"""

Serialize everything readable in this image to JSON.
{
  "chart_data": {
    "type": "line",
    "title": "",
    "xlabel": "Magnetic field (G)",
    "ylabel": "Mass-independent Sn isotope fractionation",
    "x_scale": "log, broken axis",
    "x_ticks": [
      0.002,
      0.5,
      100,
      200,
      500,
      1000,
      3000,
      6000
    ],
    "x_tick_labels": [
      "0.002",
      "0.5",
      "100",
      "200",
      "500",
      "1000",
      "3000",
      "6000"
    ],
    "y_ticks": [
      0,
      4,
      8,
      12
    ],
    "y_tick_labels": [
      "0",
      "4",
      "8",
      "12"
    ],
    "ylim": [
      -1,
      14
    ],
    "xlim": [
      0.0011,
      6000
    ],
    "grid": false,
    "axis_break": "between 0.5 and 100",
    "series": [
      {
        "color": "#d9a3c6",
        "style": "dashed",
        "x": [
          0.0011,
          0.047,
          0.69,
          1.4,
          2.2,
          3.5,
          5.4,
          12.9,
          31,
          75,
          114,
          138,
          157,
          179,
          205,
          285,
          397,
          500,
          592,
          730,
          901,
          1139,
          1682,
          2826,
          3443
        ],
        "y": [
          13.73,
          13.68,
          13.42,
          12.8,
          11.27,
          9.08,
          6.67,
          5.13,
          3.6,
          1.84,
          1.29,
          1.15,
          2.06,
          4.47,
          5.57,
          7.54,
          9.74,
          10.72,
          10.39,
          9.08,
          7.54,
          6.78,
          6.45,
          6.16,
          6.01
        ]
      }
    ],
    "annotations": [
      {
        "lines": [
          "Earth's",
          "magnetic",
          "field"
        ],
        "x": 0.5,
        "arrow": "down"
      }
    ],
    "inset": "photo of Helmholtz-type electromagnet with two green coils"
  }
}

"""

# YOUR GOAL:
Within the listing above, find every line containing the string "type" and return it.

# TASK SOLUTION:
    "type": "line",
    "inset": "photo of Helmholtz-type electromagnet with two green coils"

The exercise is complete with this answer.